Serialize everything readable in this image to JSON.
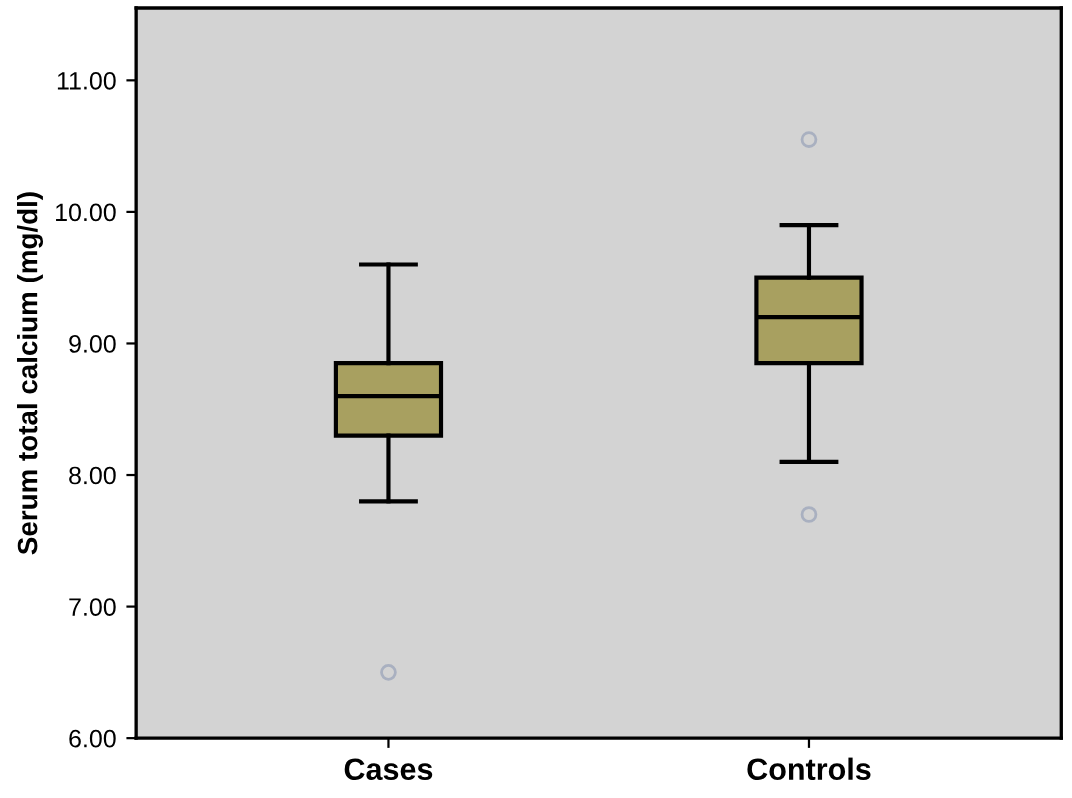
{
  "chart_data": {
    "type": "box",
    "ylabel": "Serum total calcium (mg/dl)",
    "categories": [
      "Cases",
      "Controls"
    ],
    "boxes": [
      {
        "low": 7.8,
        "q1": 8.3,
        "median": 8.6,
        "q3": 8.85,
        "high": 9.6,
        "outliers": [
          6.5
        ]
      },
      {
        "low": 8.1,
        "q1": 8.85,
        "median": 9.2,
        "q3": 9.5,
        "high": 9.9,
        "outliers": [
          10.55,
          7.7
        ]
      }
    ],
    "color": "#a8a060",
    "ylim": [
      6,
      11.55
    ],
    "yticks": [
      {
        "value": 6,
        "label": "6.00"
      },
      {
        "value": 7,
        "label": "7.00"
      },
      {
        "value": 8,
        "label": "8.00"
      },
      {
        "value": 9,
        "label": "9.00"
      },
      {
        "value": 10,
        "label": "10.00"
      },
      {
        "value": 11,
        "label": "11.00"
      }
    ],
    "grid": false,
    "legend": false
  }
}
★ ★ ★ ★ ★ ★ ★
» **TASK GOAL**: Copy, from the material, each line that holds the string "value".

» **EXERCISE RESULT**:
        "value": 6,
        "value": 7,
        "value": 8,
        "value": 9,
        "value": 10,
        "value": 11,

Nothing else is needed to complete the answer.